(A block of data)
☆ ☆ ☆ ☆

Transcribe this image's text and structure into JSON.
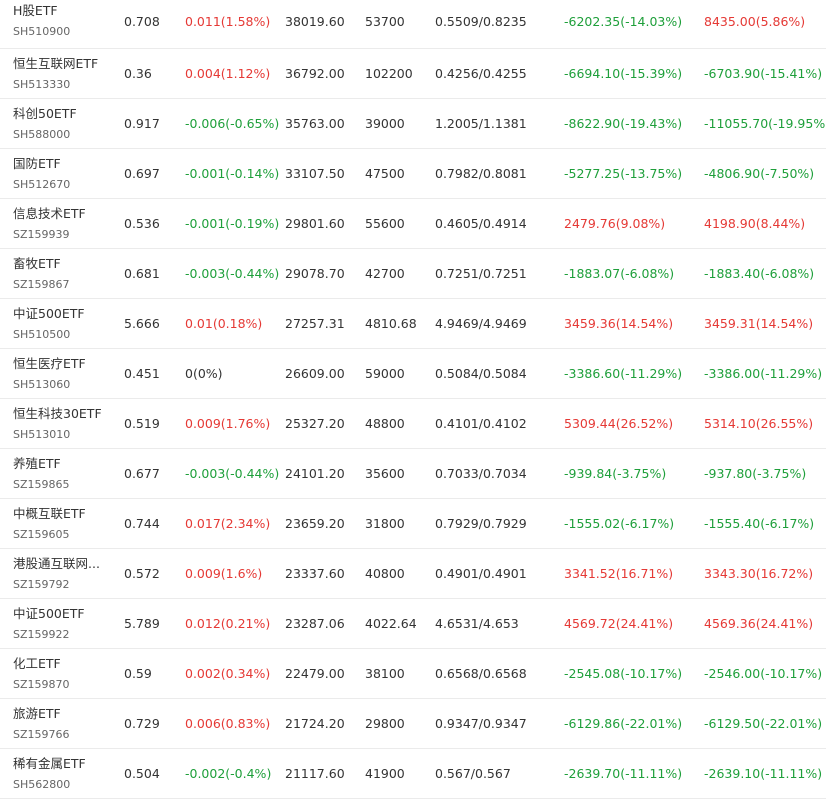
{
  "colors": {
    "up": "#e53935",
    "down": "#1e9f3a",
    "flat": "#333333"
  },
  "rows": [
    {
      "name": "H股ETF",
      "code": "SH510900",
      "price": "0.708",
      "change": "0.011(1.58%)",
      "change_dir": "up",
      "turnover": "38019.60",
      "volume": "53700",
      "range": "0.5509/0.8235",
      "pl1": "-6202.35(-14.03%)",
      "pl1_dir": "down",
      "pl2": "8435.00(5.86%)",
      "pl2_dir": "up"
    },
    {
      "name": "恒生互联网ETF",
      "code": "SH513330",
      "price": "0.36",
      "change": "0.004(1.12%)",
      "change_dir": "up",
      "turnover": "36792.00",
      "volume": "102200",
      "range": "0.4256/0.4255",
      "pl1": "-6694.10(-15.39%)",
      "pl1_dir": "down",
      "pl2": "-6703.90(-15.41%)",
      "pl2_dir": "down"
    },
    {
      "name": "科创50ETF",
      "code": "SH588000",
      "price": "0.917",
      "change": "-0.006(-0.65%)",
      "change_dir": "down",
      "turnover": "35763.00",
      "volume": "39000",
      "range": "1.2005/1.1381",
      "pl1": "-8622.90(-19.43%)",
      "pl1_dir": "down",
      "pl2": "-11055.70(-19.95%)",
      "pl2_dir": "down"
    },
    {
      "name": "国防ETF",
      "code": "SH512670",
      "price": "0.697",
      "change": "-0.001(-0.14%)",
      "change_dir": "down",
      "turnover": "33107.50",
      "volume": "47500",
      "range": "0.7982/0.8081",
      "pl1": "-5277.25(-13.75%)",
      "pl1_dir": "down",
      "pl2": "-4806.90(-7.50%)",
      "pl2_dir": "down"
    },
    {
      "name": "信息技术ETF",
      "code": "SZ159939",
      "price": "0.536",
      "change": "-0.001(-0.19%)",
      "change_dir": "down",
      "turnover": "29801.60",
      "volume": "55600",
      "range": "0.4605/0.4914",
      "pl1": "2479.76(9.08%)",
      "pl1_dir": "up",
      "pl2": "4198.90(8.44%)",
      "pl2_dir": "up"
    },
    {
      "name": "畜牧ETF",
      "code": "SZ159867",
      "price": "0.681",
      "change": "-0.003(-0.44%)",
      "change_dir": "down",
      "turnover": "29078.70",
      "volume": "42700",
      "range": "0.7251/0.7251",
      "pl1": "-1883.07(-6.08%)",
      "pl1_dir": "down",
      "pl2": "-1883.40(-6.08%)",
      "pl2_dir": "down"
    },
    {
      "name": "中证500ETF",
      "code": "SH510500",
      "price": "5.666",
      "change": "0.01(0.18%)",
      "change_dir": "up",
      "turnover": "27257.31",
      "volume": "4810.68",
      "range": "4.9469/4.9469",
      "pl1": "3459.36(14.54%)",
      "pl1_dir": "up",
      "pl2": "3459.31(14.54%)",
      "pl2_dir": "up"
    },
    {
      "name": "恒生医疗ETF",
      "code": "SH513060",
      "price": "0.451",
      "change": "0(0%)",
      "change_dir": "flat",
      "turnover": "26609.00",
      "volume": "59000",
      "range": "0.5084/0.5084",
      "pl1": "-3386.60(-11.29%)",
      "pl1_dir": "down",
      "pl2": "-3386.00(-11.29%)",
      "pl2_dir": "down"
    },
    {
      "name": "恒生科技30ETF",
      "code": "SH513010",
      "price": "0.519",
      "change": "0.009(1.76%)",
      "change_dir": "up",
      "turnover": "25327.20",
      "volume": "48800",
      "range": "0.4101/0.4102",
      "pl1": "5309.44(26.52%)",
      "pl1_dir": "up",
      "pl2": "5314.10(26.55%)",
      "pl2_dir": "up"
    },
    {
      "name": "养殖ETF",
      "code": "SZ159865",
      "price": "0.677",
      "change": "-0.003(-0.44%)",
      "change_dir": "down",
      "turnover": "24101.20",
      "volume": "35600",
      "range": "0.7033/0.7034",
      "pl1": "-939.84(-3.75%)",
      "pl1_dir": "down",
      "pl2": "-937.80(-3.75%)",
      "pl2_dir": "down"
    },
    {
      "name": "中概互联ETF",
      "code": "SZ159605",
      "price": "0.744",
      "change": "0.017(2.34%)",
      "change_dir": "up",
      "turnover": "23659.20",
      "volume": "31800",
      "range": "0.7929/0.7929",
      "pl1": "-1555.02(-6.17%)",
      "pl1_dir": "down",
      "pl2": "-1555.40(-6.17%)",
      "pl2_dir": "down"
    },
    {
      "name": "港股通互联网...",
      "code": "SZ159792",
      "price": "0.572",
      "change": "0.009(1.6%)",
      "change_dir": "up",
      "turnover": "23337.60",
      "volume": "40800",
      "range": "0.4901/0.4901",
      "pl1": "3341.52(16.71%)",
      "pl1_dir": "up",
      "pl2": "3343.30(16.72%)",
      "pl2_dir": "up"
    },
    {
      "name": "中证500ETF",
      "code": "SZ159922",
      "price": "5.789",
      "change": "0.012(0.21%)",
      "change_dir": "up",
      "turnover": "23287.06",
      "volume": "4022.64",
      "range": "4.6531/4.653",
      "pl1": "4569.72(24.41%)",
      "pl1_dir": "up",
      "pl2": "4569.36(24.41%)",
      "pl2_dir": "up"
    },
    {
      "name": "化工ETF",
      "code": "SZ159870",
      "price": "0.59",
      "change": "0.002(0.34%)",
      "change_dir": "up",
      "turnover": "22479.00",
      "volume": "38100",
      "range": "0.6568/0.6568",
      "pl1": "-2545.08(-10.17%)",
      "pl1_dir": "down",
      "pl2": "-2546.00(-10.17%)",
      "pl2_dir": "down"
    },
    {
      "name": "旅游ETF",
      "code": "SZ159766",
      "price": "0.729",
      "change": "0.006(0.83%)",
      "change_dir": "up",
      "turnover": "21724.20",
      "volume": "29800",
      "range": "0.9347/0.9347",
      "pl1": "-6129.86(-22.01%)",
      "pl1_dir": "down",
      "pl2": "-6129.50(-22.01%)",
      "pl2_dir": "down"
    },
    {
      "name": "稀有金属ETF",
      "code": "SH562800",
      "price": "0.504",
      "change": "-0.002(-0.4%)",
      "change_dir": "down",
      "turnover": "21117.60",
      "volume": "41900",
      "range": "0.567/0.567",
      "pl1": "-2639.70(-11.11%)",
      "pl1_dir": "down",
      "pl2": "-2639.10(-11.11%)",
      "pl2_dir": "down"
    }
  ]
}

☆ ☆ ☆ ☆

• _Given task_
Repeat the entries exactly. Pictures are excluded from the copy.

• _Result below_
Transcribe this image's text and structure into JSON.
{
  "colors": {
    "up": "#e53935",
    "down": "#1e9f3a",
    "flat": "#333333"
  },
  "rows": [
    {
      "name": "H股ETF",
      "code": "SH510900",
      "price": "0.708",
      "change": "0.011(1.58%)",
      "change_dir": "up",
      "turnover": "38019.60",
      "volume": "53700",
      "range": "0.5509/0.8235",
      "pl1": "-6202.35(-14.03%)",
      "pl1_dir": "down",
      "pl2": "8435.00(5.86%)",
      "pl2_dir": "up"
    },
    {
      "name": "恒生互联网ETF",
      "code": "SH513330",
      "price": "0.36",
      "change": "0.004(1.12%)",
      "change_dir": "up",
      "turnover": "36792.00",
      "volume": "102200",
      "range": "0.4256/0.4255",
      "pl1": "-6694.10(-15.39%)",
      "pl1_dir": "down",
      "pl2": "-6703.90(-15.41%)",
      "pl2_dir": "down"
    },
    {
      "name": "科创50ETF",
      "code": "SH588000",
      "price": "0.917",
      "change": "-0.006(-0.65%)",
      "change_dir": "down",
      "turnover": "35763.00",
      "volume": "39000",
      "range": "1.2005/1.1381",
      "pl1": "-8622.90(-19.43%)",
      "pl1_dir": "down",
      "pl2": "-11055.70(-19.95%)",
      "pl2_dir": "down"
    },
    {
      "name": "国防ETF",
      "code": "SH512670",
      "price": "0.697",
      "change": "-0.001(-0.14%)",
      "change_dir": "down",
      "turnover": "33107.50",
      "volume": "47500",
      "range": "0.7982/0.8081",
      "pl1": "-5277.25(-13.75%)",
      "pl1_dir": "down",
      "pl2": "-4806.90(-7.50%)",
      "pl2_dir": "down"
    },
    {
      "name": "信息技术ETF",
      "code": "SZ159939",
      "price": "0.536",
      "change": "-0.001(-0.19%)",
      "change_dir": "down",
      "turnover": "29801.60",
      "volume": "55600",
      "range": "0.4605/0.4914",
      "pl1": "2479.76(9.08%)",
      "pl1_dir": "up",
      "pl2": "4198.90(8.44%)",
      "pl2_dir": "up"
    },
    {
      "name": "畜牧ETF",
      "code": "SZ159867",
      "price": "0.681",
      "change": "-0.003(-0.44%)",
      "change_dir": "down",
      "turnover": "29078.70",
      "volume": "42700",
      "range": "0.7251/0.7251",
      "pl1": "-1883.07(-6.08%)",
      "pl1_dir": "down",
      "pl2": "-1883.40(-6.08%)",
      "pl2_dir": "down"
    },
    {
      "name": "中证500ETF",
      "code": "SH510500",
      "price": "5.666",
      "change": "0.01(0.18%)",
      "change_dir": "up",
      "turnover": "27257.31",
      "volume": "4810.68",
      "range": "4.9469/4.9469",
      "pl1": "3459.36(14.54%)",
      "pl1_dir": "up",
      "pl2": "3459.31(14.54%)",
      "pl2_dir": "up"
    },
    {
      "name": "恒生医疗ETF",
      "code": "SH513060",
      "price": "0.451",
      "change": "0(0%)",
      "change_dir": "flat",
      "turnover": "26609.00",
      "volume": "59000",
      "range": "0.5084/0.5084",
      "pl1": "-3386.60(-11.29%)",
      "pl1_dir": "down",
      "pl2": "-3386.00(-11.29%)",
      "pl2_dir": "down"
    },
    {
      "name": "恒生科技30ETF",
      "code": "SH513010",
      "price": "0.519",
      "change": "0.009(1.76%)",
      "change_dir": "up",
      "turnover": "25327.20",
      "volume": "48800",
      "range": "0.4101/0.4102",
      "pl1": "5309.44(26.52%)",
      "pl1_dir": "up",
      "pl2": "5314.10(26.55%)",
      "pl2_dir": "up"
    },
    {
      "name": "养殖ETF",
      "code": "SZ159865",
      "price": "0.677",
      "change": "-0.003(-0.44%)",
      "change_dir": "down",
      "turnover": "24101.20",
      "volume": "35600",
      "range": "0.7033/0.7034",
      "pl1": "-939.84(-3.75%)",
      "pl1_dir": "down",
      "pl2": "-937.80(-3.75%)",
      "pl2_dir": "down"
    },
    {
      "name": "中概互联ETF",
      "code": "SZ159605",
      "price": "0.744",
      "change": "0.017(2.34%)",
      "change_dir": "up",
      "turnover": "23659.20",
      "volume": "31800",
      "range": "0.7929/0.7929",
      "pl1": "-1555.02(-6.17%)",
      "pl1_dir": "down",
      "pl2": "-1555.40(-6.17%)",
      "pl2_dir": "down"
    },
    {
      "name": "港股通互联网...",
      "code": "SZ159792",
      "price": "0.572",
      "change": "0.009(1.6%)",
      "change_dir": "up",
      "turnover": "23337.60",
      "volume": "40800",
      "range": "0.4901/0.4901",
      "pl1": "3341.52(16.71%)",
      "pl1_dir": "up",
      "pl2": "3343.30(16.72%)",
      "pl2_dir": "up"
    },
    {
      "name": "中证500ETF",
      "code": "SZ159922",
      "price": "5.789",
      "change": "0.012(0.21%)",
      "change_dir": "up",
      "turnover": "23287.06",
      "volume": "4022.64",
      "range": "4.6531/4.653",
      "pl1": "4569.72(24.41%)",
      "pl1_dir": "up",
      "pl2": "4569.36(24.41%)",
      "pl2_dir": "up"
    },
    {
      "name": "化工ETF",
      "code": "SZ159870",
      "price": "0.59",
      "change": "0.002(0.34%)",
      "change_dir": "up",
      "turnover": "22479.00",
      "volume": "38100",
      "range": "0.6568/0.6568",
      "pl1": "-2545.08(-10.17%)",
      "pl1_dir": "down",
      "pl2": "-2546.00(-10.17%)",
      "pl2_dir": "down"
    },
    {
      "name": "旅游ETF",
      "code": "SZ159766",
      "price": "0.729",
      "change": "0.006(0.83%)",
      "change_dir": "up",
      "turnover": "21724.20",
      "volume": "29800",
      "range": "0.9347/0.9347",
      "pl1": "-6129.86(-22.01%)",
      "pl1_dir": "down",
      "pl2": "-6129.50(-22.01%)",
      "pl2_dir": "down"
    },
    {
      "name": "稀有金属ETF",
      "code": "SH562800",
      "price": "0.504",
      "change": "-0.002(-0.4%)",
      "change_dir": "down",
      "turnover": "21117.60",
      "volume": "41900",
      "range": "0.567/0.567",
      "pl1": "-2639.70(-11.11%)",
      "pl1_dir": "down",
      "pl2": "-2639.10(-11.11%)",
      "pl2_dir": "down"
    }
  ]
}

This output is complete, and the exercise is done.